Would you extract the whole listing below and retype it exactly?
§ §
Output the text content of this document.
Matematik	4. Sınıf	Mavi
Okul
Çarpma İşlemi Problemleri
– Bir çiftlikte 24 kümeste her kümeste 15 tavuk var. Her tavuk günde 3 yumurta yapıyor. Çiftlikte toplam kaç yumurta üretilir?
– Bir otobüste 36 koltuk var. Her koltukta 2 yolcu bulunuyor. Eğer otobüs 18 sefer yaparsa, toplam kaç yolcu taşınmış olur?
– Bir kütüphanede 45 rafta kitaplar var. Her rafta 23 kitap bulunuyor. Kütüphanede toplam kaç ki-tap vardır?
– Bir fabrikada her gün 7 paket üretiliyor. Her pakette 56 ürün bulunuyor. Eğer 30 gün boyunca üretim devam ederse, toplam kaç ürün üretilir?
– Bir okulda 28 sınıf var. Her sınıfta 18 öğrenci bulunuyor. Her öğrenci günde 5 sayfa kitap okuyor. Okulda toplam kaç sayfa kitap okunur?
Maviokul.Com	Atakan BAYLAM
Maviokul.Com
§ §
## Written answer
Output the text content of this document.
Matematik	4. Sınıf	Mavi
Okul
Çarpma İşlemi Problemleri
– Bir çiftlikte 24 kümeste her kümeste 15 tavuk var. Her tavuk günde 3 yumurta yapıyor. Çiftlikte toplam kaç yumurta üretilir?
– Bir otobüste 36 koltuk var. Her koltukta 2 yolcu bulunuyor. Eğer otobüs 18 sefer yaparsa, toplam kaç yolcu taşınmış olur?
– Bir kütüphanede 45 rafta kitaplar var. Her rafta 23 kitap bulunuyor. Kütüphanede toplam kaç ki-tap vardır?
– Bir fabrikada her gün 7 paket üretiliyor. Her pakette 56 ürün bulunuyor. Eğer 30 gün boyunca üretim devam ederse, toplam kaç ürün üretilir?
– Bir okulda 28 sınıf var. Her sınıfta 18 öğrenci bulunuyor. Her öğrenci günde 5 sayfa kitap okuyor. Okulda toplam kaç sayfa kitap okunur?
Maviokul.Com	Atakan BAYLAM
Maviokul.Com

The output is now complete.